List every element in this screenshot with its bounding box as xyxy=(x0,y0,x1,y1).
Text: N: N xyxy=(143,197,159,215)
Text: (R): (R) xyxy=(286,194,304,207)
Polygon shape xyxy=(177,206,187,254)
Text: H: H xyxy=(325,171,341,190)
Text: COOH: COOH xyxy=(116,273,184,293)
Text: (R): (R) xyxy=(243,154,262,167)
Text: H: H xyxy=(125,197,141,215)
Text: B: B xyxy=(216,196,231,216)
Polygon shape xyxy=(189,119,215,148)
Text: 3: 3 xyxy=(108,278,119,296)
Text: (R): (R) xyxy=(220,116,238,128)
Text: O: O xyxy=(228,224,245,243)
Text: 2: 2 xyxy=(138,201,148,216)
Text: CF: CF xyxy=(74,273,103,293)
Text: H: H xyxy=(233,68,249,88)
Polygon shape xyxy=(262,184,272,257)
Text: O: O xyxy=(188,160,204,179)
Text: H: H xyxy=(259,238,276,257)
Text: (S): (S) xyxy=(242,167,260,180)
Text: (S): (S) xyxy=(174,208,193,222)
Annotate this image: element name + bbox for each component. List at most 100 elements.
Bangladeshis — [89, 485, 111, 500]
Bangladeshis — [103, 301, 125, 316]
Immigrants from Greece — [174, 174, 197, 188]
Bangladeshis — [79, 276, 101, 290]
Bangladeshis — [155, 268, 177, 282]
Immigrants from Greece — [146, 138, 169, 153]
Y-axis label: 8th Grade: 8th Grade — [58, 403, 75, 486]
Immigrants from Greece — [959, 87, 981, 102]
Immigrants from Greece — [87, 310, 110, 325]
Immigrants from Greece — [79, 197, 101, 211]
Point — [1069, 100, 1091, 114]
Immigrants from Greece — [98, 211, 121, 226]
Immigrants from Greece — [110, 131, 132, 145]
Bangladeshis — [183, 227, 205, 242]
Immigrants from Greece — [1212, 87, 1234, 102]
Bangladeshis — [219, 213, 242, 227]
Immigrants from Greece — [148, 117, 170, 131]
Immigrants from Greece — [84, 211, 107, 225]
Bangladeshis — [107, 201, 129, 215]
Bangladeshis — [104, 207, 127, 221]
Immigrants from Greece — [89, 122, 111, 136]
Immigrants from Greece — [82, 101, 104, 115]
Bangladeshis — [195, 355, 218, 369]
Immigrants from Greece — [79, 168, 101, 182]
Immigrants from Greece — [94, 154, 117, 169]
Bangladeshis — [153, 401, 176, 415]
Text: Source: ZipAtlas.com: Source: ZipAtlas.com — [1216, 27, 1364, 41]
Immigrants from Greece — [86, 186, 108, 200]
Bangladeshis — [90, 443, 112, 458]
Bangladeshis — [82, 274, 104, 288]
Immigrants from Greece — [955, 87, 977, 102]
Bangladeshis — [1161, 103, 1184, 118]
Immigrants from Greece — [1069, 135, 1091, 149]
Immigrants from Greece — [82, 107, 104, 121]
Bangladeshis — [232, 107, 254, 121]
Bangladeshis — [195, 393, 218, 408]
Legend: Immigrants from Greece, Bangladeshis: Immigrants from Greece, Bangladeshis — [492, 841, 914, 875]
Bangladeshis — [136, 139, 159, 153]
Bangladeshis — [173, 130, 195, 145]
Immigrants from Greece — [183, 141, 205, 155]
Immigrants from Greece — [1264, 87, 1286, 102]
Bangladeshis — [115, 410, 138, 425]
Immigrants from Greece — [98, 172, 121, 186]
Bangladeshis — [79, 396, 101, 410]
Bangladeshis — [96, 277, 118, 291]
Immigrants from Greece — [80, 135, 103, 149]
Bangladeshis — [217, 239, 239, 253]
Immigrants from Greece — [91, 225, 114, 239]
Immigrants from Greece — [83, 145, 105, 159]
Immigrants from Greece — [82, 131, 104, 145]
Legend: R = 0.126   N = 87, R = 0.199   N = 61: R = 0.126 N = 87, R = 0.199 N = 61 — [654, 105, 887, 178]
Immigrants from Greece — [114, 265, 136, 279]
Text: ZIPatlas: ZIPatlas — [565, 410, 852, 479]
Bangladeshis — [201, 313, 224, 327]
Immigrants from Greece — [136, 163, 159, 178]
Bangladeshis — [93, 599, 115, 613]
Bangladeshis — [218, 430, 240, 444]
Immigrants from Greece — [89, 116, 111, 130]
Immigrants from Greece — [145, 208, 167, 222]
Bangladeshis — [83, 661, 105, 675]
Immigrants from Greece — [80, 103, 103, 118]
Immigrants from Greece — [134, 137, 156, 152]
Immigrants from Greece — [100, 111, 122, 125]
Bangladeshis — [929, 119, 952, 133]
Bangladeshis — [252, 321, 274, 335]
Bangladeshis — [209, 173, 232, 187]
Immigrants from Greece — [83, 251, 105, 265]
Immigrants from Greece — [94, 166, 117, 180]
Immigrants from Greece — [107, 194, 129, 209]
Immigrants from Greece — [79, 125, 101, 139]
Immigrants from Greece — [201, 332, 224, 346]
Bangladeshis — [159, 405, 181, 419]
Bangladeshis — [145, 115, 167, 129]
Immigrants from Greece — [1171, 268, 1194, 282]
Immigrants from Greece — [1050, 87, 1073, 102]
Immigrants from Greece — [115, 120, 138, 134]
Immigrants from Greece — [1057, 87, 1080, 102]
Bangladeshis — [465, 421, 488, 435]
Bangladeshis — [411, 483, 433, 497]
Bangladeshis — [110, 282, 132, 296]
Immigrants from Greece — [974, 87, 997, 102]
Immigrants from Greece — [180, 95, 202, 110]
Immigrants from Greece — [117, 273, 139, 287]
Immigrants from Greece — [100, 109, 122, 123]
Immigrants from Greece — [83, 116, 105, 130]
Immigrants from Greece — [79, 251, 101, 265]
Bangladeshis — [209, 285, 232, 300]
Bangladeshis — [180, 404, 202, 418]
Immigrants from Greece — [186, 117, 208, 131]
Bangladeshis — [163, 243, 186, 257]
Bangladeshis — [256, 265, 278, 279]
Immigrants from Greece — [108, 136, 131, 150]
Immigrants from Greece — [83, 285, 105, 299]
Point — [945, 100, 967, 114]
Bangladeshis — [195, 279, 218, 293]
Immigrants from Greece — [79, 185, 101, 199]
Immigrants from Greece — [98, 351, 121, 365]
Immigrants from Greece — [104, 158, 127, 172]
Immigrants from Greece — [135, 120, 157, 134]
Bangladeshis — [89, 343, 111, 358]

● ● ●

§ STATED TASK: Update the records by replacing every occurrence of "Bangladeshis" with "Immigrants from Bangladesh", keeping all other text the same.

§ PROBLEM SOLUTION:
List every element in this screenshot with its bounding box as xyxy=(x0,y0,x1,y1).
Text: N: N xyxy=(143,197,159,215)
Text: (R): (R) xyxy=(286,194,304,207)
Polygon shape xyxy=(177,206,187,254)
Text: H: H xyxy=(325,171,341,190)
Text: COOH: COOH xyxy=(116,273,184,293)
Text: (R): (R) xyxy=(243,154,262,167)
Text: H: H xyxy=(125,197,141,215)
Text: B: B xyxy=(216,196,231,216)
Polygon shape xyxy=(189,119,215,148)
Text: 3: 3 xyxy=(108,278,119,296)
Text: (R): (R) xyxy=(220,116,238,128)
Text: O: O xyxy=(228,224,245,243)
Text: 2: 2 xyxy=(138,201,148,216)
Text: CF: CF xyxy=(74,273,103,293)
Text: H: H xyxy=(233,68,249,88)
Polygon shape xyxy=(262,184,272,257)
Text: O: O xyxy=(188,160,204,179)
Text: H: H xyxy=(259,238,276,257)
Text: (S): (S) xyxy=(242,167,260,180)
Text: (S): (S) xyxy=(174,208,193,222)
Annotate this image: element name + bbox for each component. List at most 100 elements.
Immigrants from Bangladesh — [89, 485, 111, 500]
Immigrants from Bangladesh — [103, 301, 125, 316]
Immigrants from Greece — [174, 174, 197, 188]
Immigrants from Bangladesh — [79, 276, 101, 290]
Immigrants from Bangladesh — [155, 268, 177, 282]
Immigrants from Greece — [146, 138, 169, 153]
Y-axis label: 8th Grade: 8th Grade — [58, 403, 75, 486]
Immigrants from Greece — [959, 87, 981, 102]
Immigrants from Greece — [87, 310, 110, 325]
Immigrants from Greece — [79, 197, 101, 211]
Point — [1069, 100, 1091, 114]
Immigrants from Greece — [98, 211, 121, 226]
Immigrants from Greece — [110, 131, 132, 145]
Immigrants from Bangladesh — [183, 227, 205, 242]
Immigrants from Greece — [1212, 87, 1234, 102]
Immigrants from Bangladesh — [219, 213, 242, 227]
Immigrants from Greece — [148, 117, 170, 131]
Immigrants from Greece — [84, 211, 107, 225]
Immigrants from Bangladesh — [107, 201, 129, 215]
Immigrants from Bangladesh — [104, 207, 127, 221]
Immigrants from Greece — [89, 122, 111, 136]
Immigrants from Greece — [82, 101, 104, 115]
Immigrants from Bangladesh — [195, 355, 218, 369]
Immigrants from Greece — [79, 168, 101, 182]
Immigrants from Greece — [94, 154, 117, 169]
Immigrants from Bangladesh — [153, 401, 176, 415]
Text: Source: ZipAtlas.com: Source: ZipAtlas.com — [1216, 27, 1364, 41]
Immigrants from Greece — [86, 186, 108, 200]
Immigrants from Bangladesh — [90, 443, 112, 458]
Immigrants from Bangladesh — [82, 274, 104, 288]
Immigrants from Greece — [955, 87, 977, 102]
Immigrants from Bangladesh — [1161, 103, 1184, 118]
Immigrants from Greece — [1069, 135, 1091, 149]
Immigrants from Greece — [82, 107, 104, 121]
Immigrants from Bangladesh — [232, 107, 254, 121]
Immigrants from Bangladesh — [195, 393, 218, 408]
Legend: Immigrants from Greece, Immigrants from Bangladesh: Immigrants from Greece, Immigrants from Bangladesh — [492, 841, 914, 875]
Immigrants from Bangladesh — [136, 139, 159, 153]
Immigrants from Bangladesh — [173, 130, 195, 145]
Immigrants from Greece — [183, 141, 205, 155]
Immigrants from Greece — [1264, 87, 1286, 102]
Immigrants from Bangladesh — [115, 410, 138, 425]
Immigrants from Greece — [98, 172, 121, 186]
Immigrants from Bangladesh — [79, 396, 101, 410]
Immigrants from Bangladesh — [96, 277, 118, 291]
Immigrants from Greece — [80, 135, 103, 149]
Immigrants from Bangladesh — [217, 239, 239, 253]
Immigrants from Greece — [91, 225, 114, 239]
Immigrants from Greece — [83, 145, 105, 159]
Immigrants from Greece — [82, 131, 104, 145]
Legend: R = 0.126   N = 87, R = 0.199   N = 61: R = 0.126 N = 87, R = 0.199 N = 61 — [654, 105, 887, 178]
Immigrants from Greece — [114, 265, 136, 279]
Text: ZIPatlas: ZIPatlas — [565, 410, 852, 479]
Immigrants from Bangladesh — [201, 313, 224, 327]
Immigrants from Greece — [136, 163, 159, 178]
Immigrants from Bangladesh — [93, 599, 115, 613]
Immigrants from Bangladesh — [218, 430, 240, 444]
Immigrants from Greece — [89, 116, 111, 130]
Immigrants from Greece — [145, 208, 167, 222]
Immigrants from Bangladesh — [83, 661, 105, 675]
Immigrants from Greece — [80, 103, 103, 118]
Immigrants from Greece — [134, 137, 156, 152]
Immigrants from Greece — [100, 111, 122, 125]
Immigrants from Bangladesh — [929, 119, 952, 133]
Immigrants from Bangladesh — [252, 321, 274, 335]
Immigrants from Bangladesh — [209, 173, 232, 187]
Immigrants from Greece — [83, 251, 105, 265]
Immigrants from Greece — [94, 166, 117, 180]
Immigrants from Greece — [107, 194, 129, 209]
Immigrants from Greece — [79, 125, 101, 139]
Immigrants from Greece — [201, 332, 224, 346]
Immigrants from Bangladesh — [159, 405, 181, 419]
Immigrants from Bangladesh — [145, 115, 167, 129]
Immigrants from Greece — [1171, 268, 1194, 282]
Immigrants from Greece — [1050, 87, 1073, 102]
Immigrants from Greece — [115, 120, 138, 134]
Immigrants from Greece — [1057, 87, 1080, 102]
Immigrants from Bangladesh — [465, 421, 488, 435]
Immigrants from Bangladesh — [411, 483, 433, 497]
Immigrants from Bangladesh — [110, 282, 132, 296]
Immigrants from Greece — [974, 87, 997, 102]
Immigrants from Greece — [180, 95, 202, 110]
Immigrants from Greece — [117, 273, 139, 287]
Immigrants from Greece — [100, 109, 122, 123]
Immigrants from Greece — [83, 116, 105, 130]
Immigrants from Greece — [79, 251, 101, 265]
Immigrants from Bangladesh — [209, 285, 232, 300]
Immigrants from Bangladesh — [180, 404, 202, 418]
Immigrants from Greece — [186, 117, 208, 131]
Immigrants from Bangladesh — [163, 243, 186, 257]
Immigrants from Bangladesh — [256, 265, 278, 279]
Immigrants from Greece — [108, 136, 131, 150]
Immigrants from Greece — [83, 285, 105, 299]
Point — [945, 100, 967, 114]
Immigrants from Bangladesh — [195, 279, 218, 293]
Immigrants from Greece — [79, 185, 101, 199]
Immigrants from Greece — [98, 351, 121, 365]
Immigrants from Greece — [104, 158, 127, 172]
Immigrants from Greece — [135, 120, 157, 134]
Immigrants from Bangladesh — [89, 343, 111, 358]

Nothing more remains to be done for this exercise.